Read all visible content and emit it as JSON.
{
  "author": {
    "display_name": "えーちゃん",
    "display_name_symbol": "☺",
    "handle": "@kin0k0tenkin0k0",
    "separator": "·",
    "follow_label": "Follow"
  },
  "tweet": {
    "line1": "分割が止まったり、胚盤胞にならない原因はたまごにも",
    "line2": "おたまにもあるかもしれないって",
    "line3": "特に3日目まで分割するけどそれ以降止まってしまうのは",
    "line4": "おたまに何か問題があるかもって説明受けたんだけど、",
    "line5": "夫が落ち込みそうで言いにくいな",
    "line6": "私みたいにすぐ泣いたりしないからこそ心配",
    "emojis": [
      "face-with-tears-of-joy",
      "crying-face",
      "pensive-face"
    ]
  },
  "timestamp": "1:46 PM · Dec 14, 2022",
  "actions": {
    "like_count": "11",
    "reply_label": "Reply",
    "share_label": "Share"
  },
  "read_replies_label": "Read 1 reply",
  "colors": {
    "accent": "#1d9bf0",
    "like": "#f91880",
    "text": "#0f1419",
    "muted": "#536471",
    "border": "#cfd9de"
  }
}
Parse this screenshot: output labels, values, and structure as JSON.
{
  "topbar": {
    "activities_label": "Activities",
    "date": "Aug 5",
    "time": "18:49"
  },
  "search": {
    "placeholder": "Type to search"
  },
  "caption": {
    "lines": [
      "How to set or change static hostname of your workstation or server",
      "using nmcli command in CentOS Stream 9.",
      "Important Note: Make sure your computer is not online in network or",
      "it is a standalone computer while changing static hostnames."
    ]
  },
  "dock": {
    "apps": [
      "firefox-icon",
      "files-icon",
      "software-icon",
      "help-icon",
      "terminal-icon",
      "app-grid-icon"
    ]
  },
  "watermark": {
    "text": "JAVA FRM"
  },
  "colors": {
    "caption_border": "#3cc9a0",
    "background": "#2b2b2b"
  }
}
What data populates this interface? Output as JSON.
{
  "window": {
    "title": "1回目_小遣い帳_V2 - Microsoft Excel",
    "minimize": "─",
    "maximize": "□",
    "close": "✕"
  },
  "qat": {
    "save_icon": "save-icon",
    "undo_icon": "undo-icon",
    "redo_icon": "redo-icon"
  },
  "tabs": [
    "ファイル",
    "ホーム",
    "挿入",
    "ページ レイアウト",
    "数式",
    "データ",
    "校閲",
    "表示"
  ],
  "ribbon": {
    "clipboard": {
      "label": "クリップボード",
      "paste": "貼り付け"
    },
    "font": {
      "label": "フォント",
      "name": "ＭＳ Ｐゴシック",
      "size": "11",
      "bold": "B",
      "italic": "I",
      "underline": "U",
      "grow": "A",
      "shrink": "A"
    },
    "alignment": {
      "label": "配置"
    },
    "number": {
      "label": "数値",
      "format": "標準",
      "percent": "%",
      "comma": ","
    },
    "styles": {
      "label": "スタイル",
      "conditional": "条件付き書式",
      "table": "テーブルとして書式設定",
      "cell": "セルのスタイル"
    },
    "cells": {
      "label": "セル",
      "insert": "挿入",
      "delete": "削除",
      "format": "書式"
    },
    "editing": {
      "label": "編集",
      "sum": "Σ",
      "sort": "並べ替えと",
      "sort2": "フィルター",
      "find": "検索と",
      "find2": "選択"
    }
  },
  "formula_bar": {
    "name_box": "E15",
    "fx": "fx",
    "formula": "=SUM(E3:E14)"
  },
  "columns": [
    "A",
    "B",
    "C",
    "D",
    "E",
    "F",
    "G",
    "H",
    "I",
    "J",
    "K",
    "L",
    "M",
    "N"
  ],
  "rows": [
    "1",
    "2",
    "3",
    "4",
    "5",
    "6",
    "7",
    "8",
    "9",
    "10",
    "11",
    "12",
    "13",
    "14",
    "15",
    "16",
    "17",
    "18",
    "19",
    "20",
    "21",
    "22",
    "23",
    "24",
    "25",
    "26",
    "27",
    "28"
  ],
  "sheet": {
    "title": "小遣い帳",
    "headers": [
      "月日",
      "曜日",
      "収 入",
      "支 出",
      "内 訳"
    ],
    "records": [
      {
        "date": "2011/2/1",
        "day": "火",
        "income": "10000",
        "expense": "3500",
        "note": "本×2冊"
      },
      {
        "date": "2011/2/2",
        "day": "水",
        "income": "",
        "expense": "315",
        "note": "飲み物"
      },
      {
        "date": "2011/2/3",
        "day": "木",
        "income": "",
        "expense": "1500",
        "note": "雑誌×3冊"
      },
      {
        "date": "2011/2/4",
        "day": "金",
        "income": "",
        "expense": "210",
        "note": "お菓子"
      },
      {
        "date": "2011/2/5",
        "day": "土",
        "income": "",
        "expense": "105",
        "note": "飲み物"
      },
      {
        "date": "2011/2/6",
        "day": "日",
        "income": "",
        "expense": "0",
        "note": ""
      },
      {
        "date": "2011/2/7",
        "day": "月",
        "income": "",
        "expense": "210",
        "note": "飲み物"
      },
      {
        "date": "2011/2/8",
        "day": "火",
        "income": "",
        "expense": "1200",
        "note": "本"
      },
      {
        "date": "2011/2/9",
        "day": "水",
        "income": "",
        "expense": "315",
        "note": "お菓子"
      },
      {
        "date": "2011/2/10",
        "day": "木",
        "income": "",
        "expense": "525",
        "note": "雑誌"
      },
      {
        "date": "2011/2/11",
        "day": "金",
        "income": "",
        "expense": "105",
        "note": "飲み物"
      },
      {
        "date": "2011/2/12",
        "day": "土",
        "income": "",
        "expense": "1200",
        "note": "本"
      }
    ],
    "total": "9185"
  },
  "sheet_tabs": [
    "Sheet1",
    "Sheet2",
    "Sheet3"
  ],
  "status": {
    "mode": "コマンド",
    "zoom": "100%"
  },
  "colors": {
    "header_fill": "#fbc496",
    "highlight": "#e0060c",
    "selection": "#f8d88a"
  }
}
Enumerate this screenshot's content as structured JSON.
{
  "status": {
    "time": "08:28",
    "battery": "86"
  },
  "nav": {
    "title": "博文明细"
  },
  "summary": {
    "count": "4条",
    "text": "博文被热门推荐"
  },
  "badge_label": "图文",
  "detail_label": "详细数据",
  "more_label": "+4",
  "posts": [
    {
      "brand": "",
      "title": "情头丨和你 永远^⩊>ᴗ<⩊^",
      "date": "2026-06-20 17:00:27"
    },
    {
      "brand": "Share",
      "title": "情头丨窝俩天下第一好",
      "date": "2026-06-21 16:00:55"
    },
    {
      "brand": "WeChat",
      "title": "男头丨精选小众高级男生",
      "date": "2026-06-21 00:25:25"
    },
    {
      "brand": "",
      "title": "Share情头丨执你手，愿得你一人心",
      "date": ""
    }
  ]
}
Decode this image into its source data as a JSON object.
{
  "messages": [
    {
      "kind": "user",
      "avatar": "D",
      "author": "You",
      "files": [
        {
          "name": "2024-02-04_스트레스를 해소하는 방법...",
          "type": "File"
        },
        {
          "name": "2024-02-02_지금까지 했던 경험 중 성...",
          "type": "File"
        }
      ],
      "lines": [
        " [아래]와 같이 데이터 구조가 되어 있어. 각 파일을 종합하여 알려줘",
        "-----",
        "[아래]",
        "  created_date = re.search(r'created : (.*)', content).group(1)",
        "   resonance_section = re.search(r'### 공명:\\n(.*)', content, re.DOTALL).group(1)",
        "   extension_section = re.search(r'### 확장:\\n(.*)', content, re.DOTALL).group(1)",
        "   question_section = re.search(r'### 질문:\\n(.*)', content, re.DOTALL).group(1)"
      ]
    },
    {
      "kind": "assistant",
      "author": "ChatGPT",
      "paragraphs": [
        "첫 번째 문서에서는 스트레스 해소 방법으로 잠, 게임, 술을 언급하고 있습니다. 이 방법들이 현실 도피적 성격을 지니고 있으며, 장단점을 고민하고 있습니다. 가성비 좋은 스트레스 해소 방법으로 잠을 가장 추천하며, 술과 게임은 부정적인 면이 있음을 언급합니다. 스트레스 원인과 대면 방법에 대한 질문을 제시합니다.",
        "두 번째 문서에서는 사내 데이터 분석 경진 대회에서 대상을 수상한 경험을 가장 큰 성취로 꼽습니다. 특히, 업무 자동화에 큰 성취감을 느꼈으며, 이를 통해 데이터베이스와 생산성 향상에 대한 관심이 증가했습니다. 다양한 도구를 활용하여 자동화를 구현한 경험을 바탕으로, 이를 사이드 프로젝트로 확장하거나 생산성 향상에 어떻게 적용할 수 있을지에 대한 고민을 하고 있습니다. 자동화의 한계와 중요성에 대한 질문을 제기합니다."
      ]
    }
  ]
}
········
— To do —
State how many lines of the records above contain the word "data", and give only that number.

— Solution to this exercise —
2